> **Exercise task**: Return each line containing the string "give".

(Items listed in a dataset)
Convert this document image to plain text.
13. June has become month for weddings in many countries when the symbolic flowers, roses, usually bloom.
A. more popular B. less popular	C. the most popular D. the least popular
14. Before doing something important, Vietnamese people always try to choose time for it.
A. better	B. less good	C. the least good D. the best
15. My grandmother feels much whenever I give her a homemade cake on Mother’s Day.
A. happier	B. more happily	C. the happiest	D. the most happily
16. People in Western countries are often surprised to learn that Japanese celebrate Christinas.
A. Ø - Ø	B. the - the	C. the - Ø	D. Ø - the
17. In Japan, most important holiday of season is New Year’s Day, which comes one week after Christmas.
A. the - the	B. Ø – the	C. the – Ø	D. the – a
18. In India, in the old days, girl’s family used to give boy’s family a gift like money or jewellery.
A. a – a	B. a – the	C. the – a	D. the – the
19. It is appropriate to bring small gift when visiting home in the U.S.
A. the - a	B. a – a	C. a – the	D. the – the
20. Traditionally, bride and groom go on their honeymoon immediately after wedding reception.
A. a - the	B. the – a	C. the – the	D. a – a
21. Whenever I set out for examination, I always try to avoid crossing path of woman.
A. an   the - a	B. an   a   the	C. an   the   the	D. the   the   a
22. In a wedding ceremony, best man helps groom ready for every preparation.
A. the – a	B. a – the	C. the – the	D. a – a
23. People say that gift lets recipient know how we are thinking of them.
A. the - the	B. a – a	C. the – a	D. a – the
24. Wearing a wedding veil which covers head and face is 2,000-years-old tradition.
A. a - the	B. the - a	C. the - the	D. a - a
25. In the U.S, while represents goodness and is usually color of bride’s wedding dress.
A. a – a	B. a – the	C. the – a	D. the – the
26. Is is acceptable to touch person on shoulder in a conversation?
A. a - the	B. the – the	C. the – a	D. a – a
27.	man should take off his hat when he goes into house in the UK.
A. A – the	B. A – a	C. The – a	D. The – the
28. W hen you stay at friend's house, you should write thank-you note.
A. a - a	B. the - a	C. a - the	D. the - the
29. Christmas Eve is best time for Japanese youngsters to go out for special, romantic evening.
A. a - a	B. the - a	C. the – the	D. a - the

> **Result**:
15. My grandmother feels much whenever I give her a homemade cake on Mother’s Day.
18. In India, in the old days, girl’s family used to give boy’s family a gift like money or jewellery.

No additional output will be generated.